● SUPPLIED PASSAGE

You are viewing a plain text version of this content. The canonical link for it is here.
Posted to solr-user@lucene.apache.org by subinalex <al...@gmail.com> on 2017/04/04 13:40:31 UTC

Implementing DIH - Using a non-datetime change tracking column to Identify delta

Hi Experts,

Can we use a non-datetime column to identify delta rows in deltaQuery for
DIH configuration.
Like for example in the below deltaQuery ,

  deltaQuery="select ID from category where last_modified &gt;
'${dih.last_index_time}'"


the delta rows are picked when the last_modified datetime is greater than
last index time.

I want to pick the deltas if a column value differs from the corresponding
column value in solr.

 deltaQuery="select ID from category where md5hashcode  <> ;
'indexedmd5hashcode'"



Can we implement this?.






--
View this message in context: http://lucene.472066.n3.nabble.com/Implementing-DIH-Using-a-non-datetime-change-tracking-column-to-Identify-delta-tp4328306.html
Sent from the Solr - User mailing list archive at Nabble.com.

● EXERCISE INSTRUCTIONS
(A) Please pull out the records word for word, from their first line through the line that contains "row-num: 23 xyxy=(95,558,128,573)".
(B) Write what comes next in the mailing list post on using a non-datetime column to find DIH delta rows, starting after its last line.
The mailing list post and the records have no connection to each other.

● Records of element locations
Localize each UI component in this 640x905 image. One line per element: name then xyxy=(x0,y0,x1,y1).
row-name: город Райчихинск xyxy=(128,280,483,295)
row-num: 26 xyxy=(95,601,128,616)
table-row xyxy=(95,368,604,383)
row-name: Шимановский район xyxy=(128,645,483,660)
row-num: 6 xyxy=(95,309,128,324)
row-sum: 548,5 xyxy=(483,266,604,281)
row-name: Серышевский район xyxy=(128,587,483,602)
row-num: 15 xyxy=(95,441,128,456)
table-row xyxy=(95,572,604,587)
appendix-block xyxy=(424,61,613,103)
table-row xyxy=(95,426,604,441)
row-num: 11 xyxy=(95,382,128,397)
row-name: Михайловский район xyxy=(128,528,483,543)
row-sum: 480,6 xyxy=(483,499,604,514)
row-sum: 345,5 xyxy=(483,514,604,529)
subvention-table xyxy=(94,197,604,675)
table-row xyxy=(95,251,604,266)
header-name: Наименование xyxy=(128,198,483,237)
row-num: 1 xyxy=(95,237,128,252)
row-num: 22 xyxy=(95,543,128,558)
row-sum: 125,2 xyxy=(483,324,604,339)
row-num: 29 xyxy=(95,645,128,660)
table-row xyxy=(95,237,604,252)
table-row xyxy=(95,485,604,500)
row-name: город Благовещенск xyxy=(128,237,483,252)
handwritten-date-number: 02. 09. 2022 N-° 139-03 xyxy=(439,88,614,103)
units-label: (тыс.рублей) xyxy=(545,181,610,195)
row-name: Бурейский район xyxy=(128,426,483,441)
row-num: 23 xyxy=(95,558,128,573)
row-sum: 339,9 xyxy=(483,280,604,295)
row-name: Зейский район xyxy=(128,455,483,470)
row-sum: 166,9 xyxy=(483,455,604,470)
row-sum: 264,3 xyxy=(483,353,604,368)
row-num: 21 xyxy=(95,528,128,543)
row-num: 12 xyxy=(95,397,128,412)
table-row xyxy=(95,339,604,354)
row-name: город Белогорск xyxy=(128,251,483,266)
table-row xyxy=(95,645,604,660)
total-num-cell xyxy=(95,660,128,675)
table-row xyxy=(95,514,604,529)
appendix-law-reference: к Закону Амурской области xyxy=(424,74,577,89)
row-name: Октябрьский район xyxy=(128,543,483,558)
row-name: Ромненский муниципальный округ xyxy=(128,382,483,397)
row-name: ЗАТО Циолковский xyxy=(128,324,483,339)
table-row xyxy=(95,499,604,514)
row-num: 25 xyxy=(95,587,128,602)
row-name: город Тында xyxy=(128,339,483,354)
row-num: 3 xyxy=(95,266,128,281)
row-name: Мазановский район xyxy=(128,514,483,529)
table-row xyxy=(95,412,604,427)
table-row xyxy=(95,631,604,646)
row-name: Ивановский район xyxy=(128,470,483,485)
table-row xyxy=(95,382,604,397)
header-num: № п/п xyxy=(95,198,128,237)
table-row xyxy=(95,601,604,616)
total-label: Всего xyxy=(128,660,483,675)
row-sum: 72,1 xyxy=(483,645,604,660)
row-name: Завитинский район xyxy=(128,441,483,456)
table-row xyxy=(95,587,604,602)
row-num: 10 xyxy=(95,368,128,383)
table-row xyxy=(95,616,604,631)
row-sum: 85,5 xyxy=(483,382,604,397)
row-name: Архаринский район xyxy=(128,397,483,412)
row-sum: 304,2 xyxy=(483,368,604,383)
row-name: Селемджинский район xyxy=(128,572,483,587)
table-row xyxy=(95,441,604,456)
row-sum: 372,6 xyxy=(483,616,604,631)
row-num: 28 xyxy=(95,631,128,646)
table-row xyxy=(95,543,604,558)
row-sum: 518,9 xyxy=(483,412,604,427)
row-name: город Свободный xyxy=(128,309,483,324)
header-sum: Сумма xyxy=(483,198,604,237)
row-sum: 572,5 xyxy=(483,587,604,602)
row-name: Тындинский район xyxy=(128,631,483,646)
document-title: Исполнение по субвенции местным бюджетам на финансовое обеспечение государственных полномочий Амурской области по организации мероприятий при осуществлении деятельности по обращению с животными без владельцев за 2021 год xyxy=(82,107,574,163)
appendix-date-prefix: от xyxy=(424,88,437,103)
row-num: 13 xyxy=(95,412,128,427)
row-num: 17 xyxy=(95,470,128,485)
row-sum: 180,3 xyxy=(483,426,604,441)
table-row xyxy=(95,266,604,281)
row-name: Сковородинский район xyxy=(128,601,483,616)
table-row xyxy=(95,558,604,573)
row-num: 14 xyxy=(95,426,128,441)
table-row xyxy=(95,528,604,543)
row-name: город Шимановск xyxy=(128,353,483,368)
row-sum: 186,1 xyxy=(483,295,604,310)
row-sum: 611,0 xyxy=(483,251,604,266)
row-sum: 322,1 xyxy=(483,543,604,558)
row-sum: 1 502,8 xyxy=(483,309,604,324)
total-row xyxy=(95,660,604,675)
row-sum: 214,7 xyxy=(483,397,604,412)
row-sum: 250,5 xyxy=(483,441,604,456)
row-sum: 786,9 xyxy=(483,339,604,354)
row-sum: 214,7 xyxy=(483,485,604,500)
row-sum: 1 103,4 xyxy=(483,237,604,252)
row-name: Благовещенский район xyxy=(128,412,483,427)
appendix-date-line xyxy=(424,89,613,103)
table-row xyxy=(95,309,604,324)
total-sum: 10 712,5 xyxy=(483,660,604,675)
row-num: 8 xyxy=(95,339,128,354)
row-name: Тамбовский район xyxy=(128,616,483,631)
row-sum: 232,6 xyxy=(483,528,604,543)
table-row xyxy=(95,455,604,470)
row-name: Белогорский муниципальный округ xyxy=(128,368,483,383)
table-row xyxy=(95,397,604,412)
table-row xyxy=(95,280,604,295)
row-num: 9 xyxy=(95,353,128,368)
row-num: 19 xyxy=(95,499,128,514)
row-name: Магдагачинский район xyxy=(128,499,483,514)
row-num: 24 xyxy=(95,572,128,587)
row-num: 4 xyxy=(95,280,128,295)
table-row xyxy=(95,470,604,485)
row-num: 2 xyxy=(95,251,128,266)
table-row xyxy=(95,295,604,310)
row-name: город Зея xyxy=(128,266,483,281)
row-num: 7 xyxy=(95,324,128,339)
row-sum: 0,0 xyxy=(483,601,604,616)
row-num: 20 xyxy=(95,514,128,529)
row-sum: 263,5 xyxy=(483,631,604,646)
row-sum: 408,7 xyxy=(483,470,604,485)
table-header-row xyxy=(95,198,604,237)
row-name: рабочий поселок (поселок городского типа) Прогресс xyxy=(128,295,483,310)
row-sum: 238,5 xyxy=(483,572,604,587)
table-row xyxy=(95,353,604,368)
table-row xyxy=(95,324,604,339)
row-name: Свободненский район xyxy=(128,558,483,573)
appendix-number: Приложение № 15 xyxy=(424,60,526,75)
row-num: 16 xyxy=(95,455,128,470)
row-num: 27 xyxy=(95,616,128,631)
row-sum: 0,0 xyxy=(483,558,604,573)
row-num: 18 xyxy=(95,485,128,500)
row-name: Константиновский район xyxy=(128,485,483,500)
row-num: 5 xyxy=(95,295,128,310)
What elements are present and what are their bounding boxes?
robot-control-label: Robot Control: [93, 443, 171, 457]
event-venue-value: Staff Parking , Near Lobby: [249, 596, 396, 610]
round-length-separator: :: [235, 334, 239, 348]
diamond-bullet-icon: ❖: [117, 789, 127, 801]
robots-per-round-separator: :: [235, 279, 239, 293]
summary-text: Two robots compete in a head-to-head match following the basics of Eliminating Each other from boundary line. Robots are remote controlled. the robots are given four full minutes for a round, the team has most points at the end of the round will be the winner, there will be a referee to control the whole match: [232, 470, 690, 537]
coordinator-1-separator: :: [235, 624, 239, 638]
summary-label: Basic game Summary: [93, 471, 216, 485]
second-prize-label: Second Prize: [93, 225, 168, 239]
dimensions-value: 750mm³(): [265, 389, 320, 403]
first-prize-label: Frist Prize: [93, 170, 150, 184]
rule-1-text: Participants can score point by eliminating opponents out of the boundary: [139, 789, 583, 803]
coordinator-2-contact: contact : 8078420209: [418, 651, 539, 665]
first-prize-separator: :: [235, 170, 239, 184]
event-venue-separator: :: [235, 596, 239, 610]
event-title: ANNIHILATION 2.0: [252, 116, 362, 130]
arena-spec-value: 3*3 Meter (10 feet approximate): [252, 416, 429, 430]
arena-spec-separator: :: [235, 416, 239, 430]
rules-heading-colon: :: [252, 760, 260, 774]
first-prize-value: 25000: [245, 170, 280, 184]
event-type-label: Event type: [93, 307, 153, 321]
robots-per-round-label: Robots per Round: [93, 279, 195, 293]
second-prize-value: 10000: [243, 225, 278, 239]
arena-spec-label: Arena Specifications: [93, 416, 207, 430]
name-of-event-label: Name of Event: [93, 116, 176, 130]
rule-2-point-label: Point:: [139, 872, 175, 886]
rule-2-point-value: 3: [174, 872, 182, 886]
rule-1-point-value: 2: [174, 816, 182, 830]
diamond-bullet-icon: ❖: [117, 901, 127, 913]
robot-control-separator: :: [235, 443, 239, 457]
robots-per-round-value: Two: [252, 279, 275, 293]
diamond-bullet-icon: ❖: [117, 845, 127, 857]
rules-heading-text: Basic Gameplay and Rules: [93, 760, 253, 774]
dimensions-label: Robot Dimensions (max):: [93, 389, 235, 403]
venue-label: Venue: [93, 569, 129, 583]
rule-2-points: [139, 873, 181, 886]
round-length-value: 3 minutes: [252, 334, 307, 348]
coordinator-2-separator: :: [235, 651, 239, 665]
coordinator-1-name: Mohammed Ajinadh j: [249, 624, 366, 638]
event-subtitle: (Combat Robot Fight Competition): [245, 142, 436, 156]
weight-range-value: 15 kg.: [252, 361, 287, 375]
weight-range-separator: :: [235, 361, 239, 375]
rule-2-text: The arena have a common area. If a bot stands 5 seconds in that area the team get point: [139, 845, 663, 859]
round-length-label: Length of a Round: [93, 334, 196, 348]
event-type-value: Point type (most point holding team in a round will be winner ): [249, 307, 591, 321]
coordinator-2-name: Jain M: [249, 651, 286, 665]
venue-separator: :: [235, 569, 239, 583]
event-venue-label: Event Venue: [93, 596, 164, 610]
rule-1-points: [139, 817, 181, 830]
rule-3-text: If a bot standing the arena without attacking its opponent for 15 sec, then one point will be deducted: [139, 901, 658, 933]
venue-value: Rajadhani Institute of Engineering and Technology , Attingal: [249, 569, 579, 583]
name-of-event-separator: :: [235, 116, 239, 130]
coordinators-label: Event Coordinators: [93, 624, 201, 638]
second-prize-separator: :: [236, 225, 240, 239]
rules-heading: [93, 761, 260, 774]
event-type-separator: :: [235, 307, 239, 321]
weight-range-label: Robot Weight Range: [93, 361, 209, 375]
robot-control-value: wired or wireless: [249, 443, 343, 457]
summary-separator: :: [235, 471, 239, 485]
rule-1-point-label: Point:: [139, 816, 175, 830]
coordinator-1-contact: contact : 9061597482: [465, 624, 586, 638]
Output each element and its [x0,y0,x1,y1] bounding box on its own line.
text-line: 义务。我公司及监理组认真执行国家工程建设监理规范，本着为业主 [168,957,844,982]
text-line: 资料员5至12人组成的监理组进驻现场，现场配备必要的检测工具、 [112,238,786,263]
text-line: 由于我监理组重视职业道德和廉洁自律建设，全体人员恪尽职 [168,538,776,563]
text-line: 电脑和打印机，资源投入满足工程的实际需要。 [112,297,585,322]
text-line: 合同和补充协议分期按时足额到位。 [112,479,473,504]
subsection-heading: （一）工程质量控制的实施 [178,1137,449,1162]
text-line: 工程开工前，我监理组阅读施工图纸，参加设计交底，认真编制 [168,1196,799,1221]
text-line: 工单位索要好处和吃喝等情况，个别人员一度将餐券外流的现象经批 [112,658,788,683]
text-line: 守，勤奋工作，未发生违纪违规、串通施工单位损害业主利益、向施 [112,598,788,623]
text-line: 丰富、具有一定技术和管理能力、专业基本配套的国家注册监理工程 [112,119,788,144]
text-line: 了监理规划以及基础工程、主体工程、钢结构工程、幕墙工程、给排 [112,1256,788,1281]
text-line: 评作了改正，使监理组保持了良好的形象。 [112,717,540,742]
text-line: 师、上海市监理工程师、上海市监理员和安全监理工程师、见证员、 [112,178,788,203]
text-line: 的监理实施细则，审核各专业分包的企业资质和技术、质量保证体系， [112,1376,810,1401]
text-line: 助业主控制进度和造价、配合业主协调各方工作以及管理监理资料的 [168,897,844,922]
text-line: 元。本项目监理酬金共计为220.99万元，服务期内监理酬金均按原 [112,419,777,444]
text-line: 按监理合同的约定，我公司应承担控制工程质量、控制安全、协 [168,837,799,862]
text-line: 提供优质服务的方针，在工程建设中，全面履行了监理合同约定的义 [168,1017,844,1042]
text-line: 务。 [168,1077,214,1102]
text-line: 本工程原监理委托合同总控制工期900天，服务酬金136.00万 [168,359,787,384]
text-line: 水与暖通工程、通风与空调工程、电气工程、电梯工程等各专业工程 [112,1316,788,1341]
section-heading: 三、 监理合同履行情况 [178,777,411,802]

● EXPECTED RESPONSES
(A)
Localize each UI component in this 640x905 image. One line per element: name then xyxy=(x0,y0,x1,y1).
row-name: город Райчихинск xyxy=(128,280,483,295)
row-num: 26 xyxy=(95,601,128,616)
table-row xyxy=(95,368,604,383)
row-name: Шимановский район xyxy=(128,645,483,660)
row-num: 6 xyxy=(95,309,128,324)
row-sum: 548,5 xyxy=(483,266,604,281)
row-name: Серышевский район xyxy=(128,587,483,602)
row-num: 15 xyxy=(95,441,128,456)
table-row xyxy=(95,572,604,587)
appendix-block xyxy=(424,61,613,103)
table-row xyxy=(95,426,604,441)
row-num: 11 xyxy=(95,382,128,397)
row-name: Михайловский район xyxy=(128,528,483,543)
row-sum: 480,6 xyxy=(483,499,604,514)
row-sum: 345,5 xyxy=(483,514,604,529)
subvention-table xyxy=(94,197,604,675)
table-row xyxy=(95,251,604,266)
header-name: Наименование xyxy=(128,198,483,237)
row-num: 1 xyxy=(95,237,128,252)
row-num: 22 xyxy=(95,543,128,558)
row-sum: 125,2 xyxy=(483,324,604,339)
row-num: 29 xyxy=(95,645,128,660)
table-row xyxy=(95,237,604,252)
table-row xyxy=(95,485,604,500)
row-name: город Благовещенск xyxy=(128,237,483,252)
handwritten-date-number: 02. 09. 2022 N-° 139-03 xyxy=(439,88,614,103)
units-label: (тыс.рублей) xyxy=(545,181,610,195)
row-name: Бурейский район xyxy=(128,426,483,441)
row-num: 23 xyxy=(95,558,128,573)

(B)
Re: Implementing DIH - Using a non-datetime change tracking column to Identify delta

Posted by subinalex <al...@gmail.com>.
Thanks Shawn!!..:-)
Ll try out this..


On 6 Apr 2017 00:00, "Shawn Heisey-2 [via Lucene]" <
ml-node+s472066n4328519h45@n3.nabble.com> wrote:

On 4/4/2017 7:40 AM, subinalex wrote:

> Can we use a non-datetime column to identify delta rows in deltaQuery for
> DIH configuration.
> Like for example in the below deltaQuery ,
>
>   deltaQuery="select ID from category where last_modified &gt;
> '${dih.last_index_time}'"
>
> the delta rows are picked when the last_modified datetime is greater than
> last index time.
>
> I want to pick the deltas if a column value differs from the
corresponding
> column value in solr.
>
>  deltaQuery="select ID from category where md5hashcode  <> ;
> 'indexedmd5hashcode'"

The only piece of information that DIH saves internally when it starts
an import is the current timestamp.

You can still do what you want, but you will need to be responsible for
keeping track of the information necessary to determine what's new in
your own program.  Solr will not do it for you.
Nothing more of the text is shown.